Given problem ▸ Give the listing again exactly, omitting its images.

**** Provided entries ****

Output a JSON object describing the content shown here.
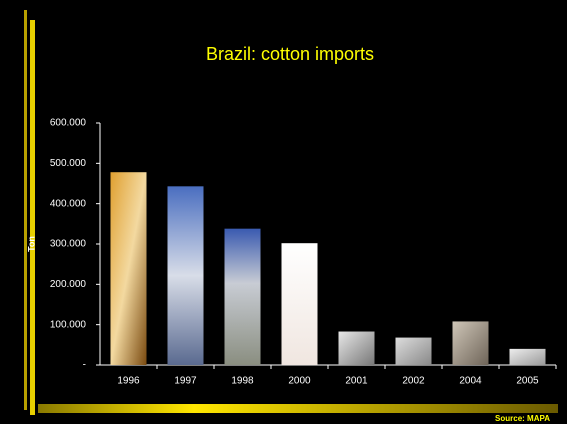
{
  "chart_data": {
    "type": "bar",
    "title": "Brazil: cotton imports",
    "y_label": "Ton",
    "source": "Source: MAPA",
    "categories": [
      "1996",
      "1997",
      "1998",
      "2000",
      "2001",
      "2002",
      "2004",
      "2005"
    ],
    "values": [
      478000,
      443000,
      338000,
      302000,
      83000,
      68000,
      108000,
      40000
    ],
    "ylim": [
      0,
      600000
    ],
    "yticks": [
      {
        "value": 0,
        "label": "-"
      },
      {
        "value": 100000,
        "label": "100.000"
      },
      {
        "value": 200000,
        "label": "200.000"
      },
      {
        "value": 300000,
        "label": "300.000"
      },
      {
        "value": 400000,
        "label": "400.000"
      },
      {
        "value": 500000,
        "label": "500.000"
      },
      {
        "value": 600000,
        "label": "600.000"
      }
    ],
    "grid": false
  }
}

****

Output ▸
Output a JSON object describing the content shown here.
{
  "chart_data": {
    "type": "bar",
    "title": "Brazil: cotton imports",
    "y_label": "Ton",
    "source": "Source: MAPA",
    "categories": [
      "1996",
      "1997",
      "1998",
      "2000",
      "2001",
      "2002",
      "2004",
      "2005"
    ],
    "values": [
      478000,
      443000,
      338000,
      302000,
      83000,
      68000,
      108000,
      40000
    ],
    "ylim": [
      0,
      600000
    ],
    "yticks": [
      {
        "value": 0,
        "label": "-"
      },
      {
        "value": 100000,
        "label": "100.000"
      },
      {
        "value": 200000,
        "label": "200.000"
      },
      {
        "value": 300000,
        "label": "300.000"
      },
      {
        "value": 400000,
        "label": "400.000"
      },
      {
        "value": 500000,
        "label": "500.000"
      },
      {
        "value": 600000,
        "label": "600.000"
      }
    ],
    "grid": false
  }
}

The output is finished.